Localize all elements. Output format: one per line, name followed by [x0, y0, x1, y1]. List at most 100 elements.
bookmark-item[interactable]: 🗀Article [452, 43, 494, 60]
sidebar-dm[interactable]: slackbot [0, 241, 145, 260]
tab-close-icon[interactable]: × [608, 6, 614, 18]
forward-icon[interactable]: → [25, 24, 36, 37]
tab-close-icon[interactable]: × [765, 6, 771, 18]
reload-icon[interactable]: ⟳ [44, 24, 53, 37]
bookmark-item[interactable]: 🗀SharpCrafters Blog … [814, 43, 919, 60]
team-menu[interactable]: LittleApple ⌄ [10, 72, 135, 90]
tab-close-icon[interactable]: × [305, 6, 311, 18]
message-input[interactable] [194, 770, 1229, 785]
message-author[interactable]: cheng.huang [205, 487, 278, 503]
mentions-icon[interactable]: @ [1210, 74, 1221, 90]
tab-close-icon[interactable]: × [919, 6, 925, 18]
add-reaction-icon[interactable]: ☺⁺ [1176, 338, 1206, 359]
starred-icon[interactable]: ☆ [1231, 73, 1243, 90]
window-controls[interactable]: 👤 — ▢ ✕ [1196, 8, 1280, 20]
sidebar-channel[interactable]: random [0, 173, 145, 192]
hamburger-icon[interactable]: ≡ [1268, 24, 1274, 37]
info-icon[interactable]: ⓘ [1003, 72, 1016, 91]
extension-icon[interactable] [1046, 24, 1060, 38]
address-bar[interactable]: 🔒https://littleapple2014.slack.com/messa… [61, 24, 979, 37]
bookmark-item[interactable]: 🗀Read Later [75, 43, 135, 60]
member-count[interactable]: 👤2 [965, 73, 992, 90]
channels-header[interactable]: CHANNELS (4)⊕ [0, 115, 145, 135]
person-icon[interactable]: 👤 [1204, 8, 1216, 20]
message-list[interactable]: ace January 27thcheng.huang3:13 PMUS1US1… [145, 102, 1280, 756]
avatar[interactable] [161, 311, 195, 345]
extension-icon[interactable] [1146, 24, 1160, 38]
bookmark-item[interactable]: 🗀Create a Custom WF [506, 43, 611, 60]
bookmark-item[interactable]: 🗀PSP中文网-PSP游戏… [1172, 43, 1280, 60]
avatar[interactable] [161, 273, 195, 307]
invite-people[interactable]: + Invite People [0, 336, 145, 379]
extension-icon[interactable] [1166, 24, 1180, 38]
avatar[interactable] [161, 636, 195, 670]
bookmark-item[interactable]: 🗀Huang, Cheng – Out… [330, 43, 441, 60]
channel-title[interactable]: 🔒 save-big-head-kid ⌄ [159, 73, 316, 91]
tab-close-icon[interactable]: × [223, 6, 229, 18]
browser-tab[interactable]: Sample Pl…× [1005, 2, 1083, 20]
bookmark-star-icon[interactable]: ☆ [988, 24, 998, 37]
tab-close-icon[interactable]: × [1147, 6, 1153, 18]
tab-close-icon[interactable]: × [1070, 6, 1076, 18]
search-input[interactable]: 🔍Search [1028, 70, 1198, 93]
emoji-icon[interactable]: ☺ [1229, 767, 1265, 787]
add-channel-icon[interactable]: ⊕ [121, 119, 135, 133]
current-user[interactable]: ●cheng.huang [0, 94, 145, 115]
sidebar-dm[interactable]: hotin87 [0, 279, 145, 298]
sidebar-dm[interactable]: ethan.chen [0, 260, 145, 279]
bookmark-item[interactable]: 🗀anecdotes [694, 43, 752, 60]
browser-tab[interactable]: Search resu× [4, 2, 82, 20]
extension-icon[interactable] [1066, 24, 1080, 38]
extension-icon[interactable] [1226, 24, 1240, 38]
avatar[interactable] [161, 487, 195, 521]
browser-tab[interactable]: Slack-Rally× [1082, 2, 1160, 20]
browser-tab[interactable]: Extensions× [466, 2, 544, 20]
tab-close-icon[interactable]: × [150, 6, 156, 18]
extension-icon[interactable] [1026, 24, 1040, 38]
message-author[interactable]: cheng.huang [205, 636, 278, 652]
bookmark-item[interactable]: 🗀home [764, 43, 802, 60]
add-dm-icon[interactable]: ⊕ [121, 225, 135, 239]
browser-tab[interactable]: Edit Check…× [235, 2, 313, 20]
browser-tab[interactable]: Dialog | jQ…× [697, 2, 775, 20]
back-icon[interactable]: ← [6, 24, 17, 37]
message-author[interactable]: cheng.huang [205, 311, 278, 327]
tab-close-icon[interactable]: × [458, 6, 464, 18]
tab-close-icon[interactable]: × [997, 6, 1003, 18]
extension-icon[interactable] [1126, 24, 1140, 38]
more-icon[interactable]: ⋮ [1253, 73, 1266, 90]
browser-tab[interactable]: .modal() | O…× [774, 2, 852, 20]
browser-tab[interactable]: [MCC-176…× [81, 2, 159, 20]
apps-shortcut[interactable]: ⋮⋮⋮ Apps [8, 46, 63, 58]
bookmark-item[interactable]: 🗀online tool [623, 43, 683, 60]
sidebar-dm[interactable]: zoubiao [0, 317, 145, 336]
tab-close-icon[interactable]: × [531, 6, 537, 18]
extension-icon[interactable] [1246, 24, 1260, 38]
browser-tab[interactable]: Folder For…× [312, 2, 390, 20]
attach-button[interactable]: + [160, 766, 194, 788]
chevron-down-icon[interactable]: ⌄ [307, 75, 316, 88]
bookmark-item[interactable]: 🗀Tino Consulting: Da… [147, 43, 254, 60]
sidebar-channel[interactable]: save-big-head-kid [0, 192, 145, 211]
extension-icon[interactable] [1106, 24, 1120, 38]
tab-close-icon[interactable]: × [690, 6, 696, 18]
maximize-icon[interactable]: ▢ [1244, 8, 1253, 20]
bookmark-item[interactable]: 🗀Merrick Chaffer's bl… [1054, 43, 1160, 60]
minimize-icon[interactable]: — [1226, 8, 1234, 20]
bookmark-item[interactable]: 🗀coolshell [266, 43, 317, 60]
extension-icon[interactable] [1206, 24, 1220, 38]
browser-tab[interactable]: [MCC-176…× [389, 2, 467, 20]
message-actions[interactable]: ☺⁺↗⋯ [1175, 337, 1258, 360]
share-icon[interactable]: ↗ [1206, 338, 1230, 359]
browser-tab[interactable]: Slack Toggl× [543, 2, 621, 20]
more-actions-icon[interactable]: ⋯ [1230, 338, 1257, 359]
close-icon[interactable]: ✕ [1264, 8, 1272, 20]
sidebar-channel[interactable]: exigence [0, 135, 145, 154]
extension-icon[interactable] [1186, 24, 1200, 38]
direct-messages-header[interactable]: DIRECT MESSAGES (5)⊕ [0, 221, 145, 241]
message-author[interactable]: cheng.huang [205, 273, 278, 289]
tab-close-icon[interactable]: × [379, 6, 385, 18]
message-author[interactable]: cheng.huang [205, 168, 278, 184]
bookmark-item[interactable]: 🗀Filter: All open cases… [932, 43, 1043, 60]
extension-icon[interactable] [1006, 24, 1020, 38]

※

• _PROBLEM STATEMENT_: Present every line of the records above as a JSON list of strings, one string per line, leaving out blank lines.

• _TASK RESULT_:
[
  "Localize all elements. Output format: one per line, name followed by [x0, y0, x1, y1]. List at most 100 elements.",
  "bookmark-item[interactable]: 🗀Article [452, 43, 494, 60]",
  "sidebar-dm[interactable]: slackbot [0, 241, 145, 260]",
  "tab-close-icon[interactable]: × [608, 6, 614, 18]",
  "forward-icon[interactable]: → [25, 24, 36, 37]",
  "tab-close-icon[interactable]: × [765, 6, 771, 18]",
  "reload-icon[interactable]: ⟳ [44, 24, 53, 37]",
  "bookmark-item[interactable]: 🗀SharpCrafters Blog … [814, 43, 919, 60]",
  "team-menu[interactable]: LittleApple ⌄ [10, 72, 135, 90]",
  "tab-close-icon[interactable]: × [305, 6, 311, 18]",
  "message-input[interactable] [194, 770, 1229, 785]",
  "message-author[interactable]: cheng.huang [205, 487, 278, 503]",
  "mentions-icon[interactable]: @ [1210, 74, 1221, 90]",
  "tab-close-icon[interactable]: × [919, 6, 925, 18]",
  "add-reaction-icon[interactable]: ☺⁺ [1176, 338, 1206, 359]",
  "starred-icon[interactable]: ☆ [1231, 73, 1243, 90]",
  "window-controls[interactable]: 👤 — ▢ ✕ [1196, 8, 1280, 20]",
  "sidebar-channel[interactable]: random [0, 173, 145, 192]",
  "hamburger-icon[interactable]: ≡ [1268, 24, 1274, 37]",
  "info-icon[interactable]: ⓘ [1003, 72, 1016, 91]",
  "extension-icon[interactable] [1046, 24, 1060, 38]",
  "address-bar[interactable]: 🔒https://littleapple2014.slack.com/messa… [61, 24, 979, 37]",
  "bookmark-item[interactable]: 🗀Read Later [75, 43, 135, 60]",
  "member-count[interactable]: 👤2 [965, 73, 992, 90]",
  "channels-header[interactable]: CHANNELS (4)⊕ [0, 115, 145, 135]",
  "person-icon[interactable]: 👤 [1204, 8, 1216, 20]",
  "message-list[interactable]: ace January 27thcheng.huang3:13 PMUS1US1… [145, 102, 1280, 756]",
  "avatar[interactable] [161, 311, 195, 345]",
  "extension-icon[interactable] [1146, 24, 1160, 38]",
  "bookmark-item[interactable]: 🗀Create a Custom WF [506, 43, 611, 60]",
  "bookmark-item[interactable]: 🗀PSP中文网-PSP游戏… [1172, 43, 1280, 60]",
  "avatar[interactable] [161, 273, 195, 307]",
  "invite-people[interactable]: + Invite People [0, 336, 145, 379]",
  "extension-icon[interactable] [1166, 24, 1180, 38]",
  "avatar[interactable] [161, 636, 195, 670]",
  "bookmark-item[interactable]: 🗀Huang, Cheng – Out… [330, 43, 441, 60]",
  "channel-title[interactable]: 🔒 save-big-head-kid ⌄ [159, 73, 316, 91]",
  "tab-close-icon[interactable]: × [223, 6, 229, 18]",
  "browser-tab[interactable]: Sample Pl…× [1005, 2, 1083, 20]",
  "bookmark-star-icon[interactable]: ☆ [988, 24, 998, 37]",
  "tab-close-icon[interactable]: × [1147, 6, 1153, 18]",
  "tab-close-icon[interactable]: × [1070, 6, 1076, 18]",
  "search-input[interactable]: 🔍Search [1028, 70, 1198, 93]",
  "emoji-icon[interactable]: ☺ [1229, 767, 1265, 787]",
  "add-channel-icon[interactable]: ⊕ [121, 119, 135, 133]",
  "current-user[interactable]: ●cheng.huang [0, 94, 145, 115]",
  "sidebar-dm[interactable]: hotin87 [0, 279, 145, 298]",
  "sidebar-dm[interactable]: ethan.chen [0, 260, 145, 279]",
  "bookmark-item[interactable]: 🗀anecdotes [694, 43, 752, 60]",
  "browser-tab[interactable]: Search resu× [4, 2, 82, 20]",
  "extension-icon[interactable] [1066, 24, 1080, 38]",
  "extension-icon[interactable] [1226, 24, 1240, 38]",
  "avatar[interactable] [161, 487, 195, 521]",
  "browser-tab[interactable]: Slack-Rally× [1082, 2, 1160, 20]",
  "browser-tab[interactable]: Extensions× [466, 2, 544, 20]",
  "tab-close-icon[interactable]: × [150, 6, 156, 18]",
  "extension-icon[interactable] [1026, 24, 1040, 38]",
  "message-author[interactable]: cheng.huang [205, 636, 278, 652]",
  "bookmark-item[interactable]: 🗀home [764, 43, 802, 60]",
  "add-dm-icon[interactable]: ⊕ [121, 225, 135, 239]",
  "browser-tab[interactable]: Edit Check…× [235, 2, 313, 20]",
  "browser-tab[interactable]: Dialog | jQ…× [697, 2, 775, 20]",
  "back-icon[interactable]: ← [6, 24, 17, 37]",
  "message-author[interactable]: cheng.huang [205, 311, 278, 327]",
  "tab-close-icon[interactable]: × [458, 6, 464, 18]",
  "tab-close-icon[interactable]: × [997, 6, 1003, 18]",
  "extension-icon[interactable] [1126, 24, 1140, 38]",
  "more-icon[interactable]: ⋮ [1253, 73, 1266, 90]",
  "browser-tab[interactable]: .modal() | O…× [774, 2, 852, 20]",
  "browser-tab[interactable]: [MCC-176…× [81, 2, 159, 20]",
  "apps-shortcut[interactable]: ⋮⋮⋮ Apps [8, 46, 63, 58]",
  "bookmark-item[interactable]: 🗀online tool [623, 43, 683, 60]",
  "sidebar-dm[interactable]: zoubiao [0, 317, 145, 336]",
  "tab-close-icon[interactable]: × [531, 6, 537, 18]",
  "extension-icon[interactable] [1246, 24, 1260, 38]",
  "browser-tab[interactable]: Folder For…× [312, 2, 390, 20]",
  "attach-button[interactable]: + [160, 766, 194, 788]",
  "chevron-down-icon[interactable]: ⌄ [307, 75, 316, 88]",
  "bookmark-item[interactable]: 🗀Tino Consulting: Da… [147, 43, 254, 60]",
  "sidebar-channel[interactable]: save-big-head-kid [0, 192, 145, 211]",
  "extension-icon[interactable] [1106, 24, 1120, 38]",
  "tab-close-icon[interactable]: × [690, 6, 696, 18]",
  "maximize-icon[interactable]: ▢ [1244, 8, 1253, 20]",
  "bookmark-item[interactable]: 🗀Merrick Chaffer's bl… [1054, 43, 1160, 60]",
  "minimize-icon[interactable]: — [1226, 8, 1234, 20]",
  "bookmark-item[interactable]: 🗀coolshell [266, 43, 317, 60]",
  "extension-icon[interactable] [1206, 24, 1220, 38]",
  "browser-tab[interactable]: [MCC-176…× [389, 2, 467, 20]",
  "message-actions[interactable]: ☺⁺↗⋯ [1175, 337, 1258, 360]",
  "share-icon[interactable]: ↗ [1206, 338, 1230, 359]",
  "browser-tab[interactable]: Slack Toggl× [543, 2, 621, 20]",
  "more-actions-icon[interactable]: ⋯ [1230, 338, 1257, 359]",
  "close-icon[interactable]: ✕ [1264, 8, 1272, 20]",
  "sidebar-channel[interactable]: exigence [0, 135, 145, 154]",
  "extension-icon[interactable] [1186, 24, 1200, 38]",
  "direct-messages-header[interactable]: DIRECT MESSAGES (5)⊕ [0, 221, 145, 241]",
  "message-author[interactable]: cheng.huang [205, 273, 278, 289]",
  "tab-close-icon[interactable]: × [379, 6, 385, 18]",
  "message-author[interactable]: cheng.huang [205, 168, 278, 184]",
  "bookmark-item[interactable]: 🗀Filter: All open cases… [932, 43, 1043, 60]",
  "extension-icon[interactable] [1006, 24, 1020, 38]"
]